▶ **Task directions**:
Filter the listing and keep only the lines with the word "this".

▶ **Data provided**:
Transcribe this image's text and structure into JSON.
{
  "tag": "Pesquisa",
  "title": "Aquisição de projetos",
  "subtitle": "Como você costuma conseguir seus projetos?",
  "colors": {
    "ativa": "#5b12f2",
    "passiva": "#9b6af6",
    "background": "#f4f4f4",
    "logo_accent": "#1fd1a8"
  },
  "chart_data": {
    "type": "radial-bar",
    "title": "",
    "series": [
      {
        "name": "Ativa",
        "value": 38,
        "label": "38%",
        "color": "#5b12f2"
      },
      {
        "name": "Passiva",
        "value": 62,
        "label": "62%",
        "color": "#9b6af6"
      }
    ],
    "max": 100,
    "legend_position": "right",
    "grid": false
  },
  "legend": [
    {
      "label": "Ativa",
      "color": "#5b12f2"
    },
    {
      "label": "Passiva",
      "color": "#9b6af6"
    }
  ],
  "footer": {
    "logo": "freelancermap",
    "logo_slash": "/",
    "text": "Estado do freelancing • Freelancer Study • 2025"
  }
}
==
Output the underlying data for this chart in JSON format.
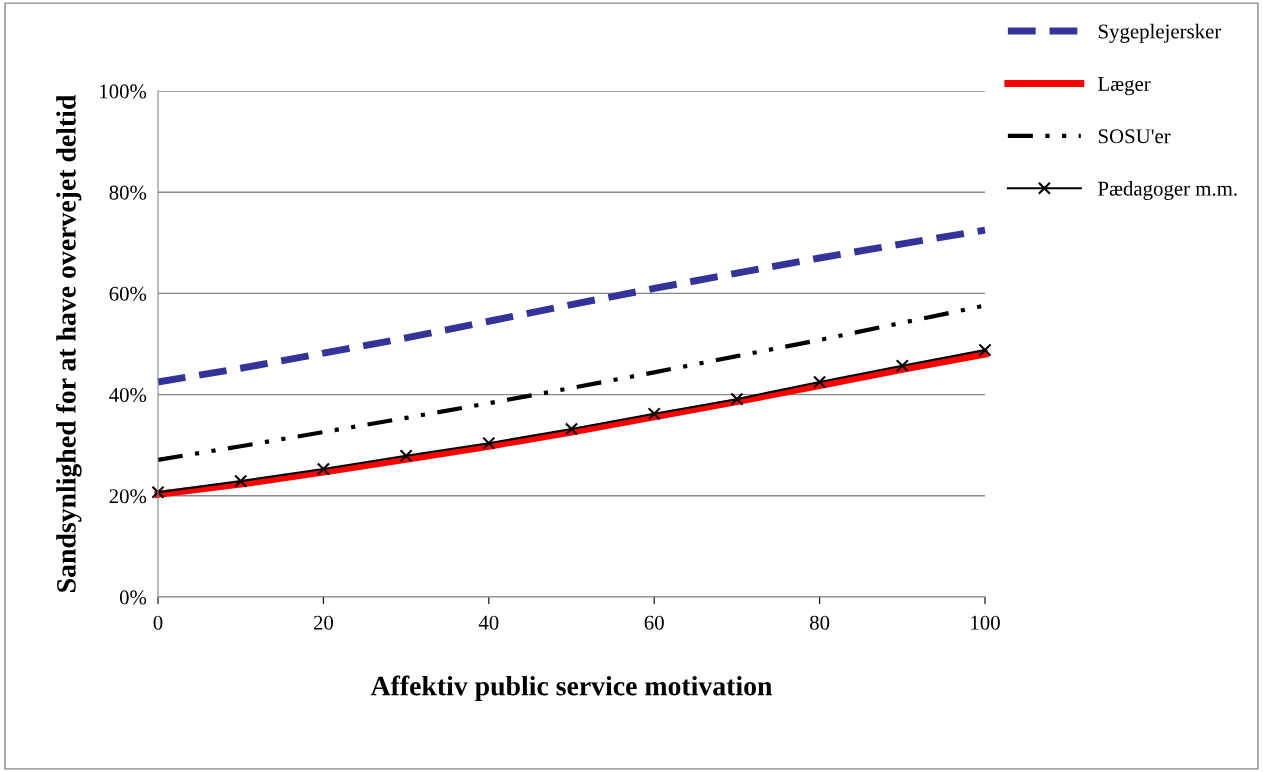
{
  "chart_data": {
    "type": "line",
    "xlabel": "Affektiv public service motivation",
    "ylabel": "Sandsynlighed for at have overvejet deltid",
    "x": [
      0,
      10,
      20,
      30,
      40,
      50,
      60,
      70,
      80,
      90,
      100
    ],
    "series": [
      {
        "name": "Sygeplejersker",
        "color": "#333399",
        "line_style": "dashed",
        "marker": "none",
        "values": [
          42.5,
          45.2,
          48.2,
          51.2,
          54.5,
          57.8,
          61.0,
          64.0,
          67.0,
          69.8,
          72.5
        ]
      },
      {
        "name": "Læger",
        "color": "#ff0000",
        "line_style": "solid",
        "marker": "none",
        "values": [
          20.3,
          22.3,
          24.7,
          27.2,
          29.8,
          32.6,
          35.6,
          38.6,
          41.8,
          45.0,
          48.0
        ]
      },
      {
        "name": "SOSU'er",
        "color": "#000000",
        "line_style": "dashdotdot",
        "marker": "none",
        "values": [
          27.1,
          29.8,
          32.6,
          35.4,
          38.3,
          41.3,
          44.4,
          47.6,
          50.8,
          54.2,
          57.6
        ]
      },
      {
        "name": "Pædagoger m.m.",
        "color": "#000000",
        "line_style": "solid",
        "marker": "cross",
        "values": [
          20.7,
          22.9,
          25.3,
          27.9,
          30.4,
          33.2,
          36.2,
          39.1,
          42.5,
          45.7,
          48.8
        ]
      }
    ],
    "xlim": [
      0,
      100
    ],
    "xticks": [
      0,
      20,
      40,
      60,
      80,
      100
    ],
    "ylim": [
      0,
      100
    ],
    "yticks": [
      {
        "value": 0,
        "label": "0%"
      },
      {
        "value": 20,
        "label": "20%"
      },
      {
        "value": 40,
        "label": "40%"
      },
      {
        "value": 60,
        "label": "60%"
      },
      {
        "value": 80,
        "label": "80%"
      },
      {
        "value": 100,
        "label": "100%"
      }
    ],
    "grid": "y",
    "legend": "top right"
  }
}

▶ **Result of the task**:
Transcribe this image's text and structure into JSON.
Output the underlying data for this chart in JSON format.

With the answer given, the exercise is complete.